### [Tasks to carry out]
A: In the issue thread about StatsAPI integration, which StatsAPI method is suggested in place of SEM.df()?
B: In the entries, express the lines starting with the line that contains "signer-name: Maria Victoria" and going on through the line that contains "signing-certificate-box: Change... [11, 376, 466, 428]" as a Markdown table with columns Row and Line, leaving out blank lines.

### [Quoted text]
====================
StructuralEquationModels.jl icon indicating copy to clipboard operation
StructuralEquationModels.jl copied to clipboard

Enhance StatsAPI integration

Open alyst opened this issue 11 months ago • 8 comments

One problem that I have run into is that both SEM and StatsAPI define params(), so if the user is using both in the same session (StatsAPI e.g. via Distributions), there would be a collision. One solution is just to import StatsAPI and use their params() method. (The context is very similar, however params() in StatsAPI is supposed to return the actual values of the parameters, whereas SEM one returns their names. There is also StatsAPI.coefnames() method.)

The other methods of StatsAPI could be reused as well, e.g. StatsAPI.dof() (instead of SEM.df()), pvalue(), "fit()*, etc. Overall, that would make SEM.jl better integrated into the Julia's ecosystem of statistical models.

alyst avatar Jan 15 '25 21:01 alyst

@alyst I want to get a bit more involved/helpfull in SEM.jl and this seems like a issue I could tackle. Any PR of me would probably require a careful eye. Should I take a stab at it?

aaronpeikert avatar Jan 24 '25 11:01 aaronpeikert

@aaronpeikert Sure, that would be great! I can help you if you need my review.

alyst avatar Jan 24 '25 18:01 alyst

OK this seems a bit complicated and some substantive decisions need to be made:

  • [ ] StatisticalModel --> abstract type AbstractSem <: StatsAPI.StatisticalModel end
  • [x] RegressionModel --> dont use. all methods except for fitted dont make any sense (assume a single dependent variable)
====================
### [Material for this exercise]

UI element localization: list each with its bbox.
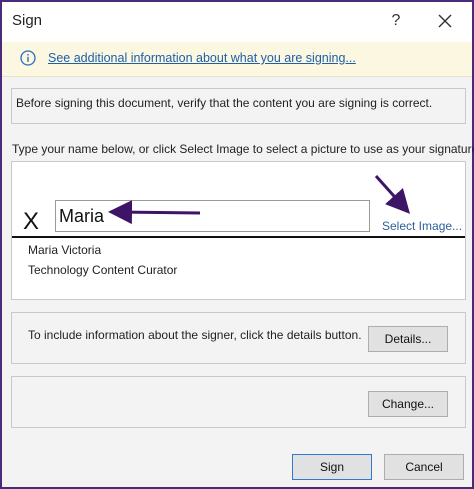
signer-name: Maria Victoria [28, 243, 102, 257]
additional-info-link[interactable]: See additional information about what yo… [48, 51, 356, 65]
signing-certificate-box: Change... [11, 376, 466, 428]
signer-title: Technology Content Curator [28, 263, 178, 277]
signature-area: X Select Image... Maria Victoria Technol… [11, 161, 466, 300]
signature-name-input[interactable] [55, 200, 370, 232]
change-button[interactable]: Change... [368, 391, 448, 417]
verify-message-box: Before signing this document, verify tha… [11, 88, 466, 124]
verify-text: Before signing this document, verify tha… [16, 96, 433, 110]
details-button[interactable]: Details... [368, 326, 448, 352]
signature-x-mark: X [23, 208, 40, 235]
info-icon [20, 50, 36, 66]
signer-details-box: To include information about the signer,… [11, 312, 466, 364]
title-bar: Sign ? [2, 2, 472, 42]
dialog-title: Sign [12, 12, 43, 29]
signature-line [12, 236, 465, 238]
cancel-button[interactable]: Cancel [384, 454, 464, 480]
details-instruction: To include information about the signer,… [28, 328, 362, 342]
select-image-link[interactable]: Select Image... [382, 219, 462, 233]
signature-instruction: Type your name below, or click Select Im… [12, 142, 474, 156]
sign-button[interactable]: Sign [292, 454, 372, 480]
info-bar: See additional information about what yo… [2, 42, 472, 77]
close-icon[interactable] [434, 10, 456, 32]
help-icon[interactable]: ? [386, 10, 406, 32]
sign-dialog: Sign ? See additional information about … [0, 0, 474, 489]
====================
### [Answers provided]
A: StatsAPI.dof()

B:
| Row | Line |
|---|---|
| 1 | signer-name: Maria Victoria [28, 243, 102, 257] |
| 2 | additional-info-link[interactable]: See additional information about what yo… [48, 51, 356, 65] |
| 3 | signing-certificate-box: Change... [11, 376, 466, 428] |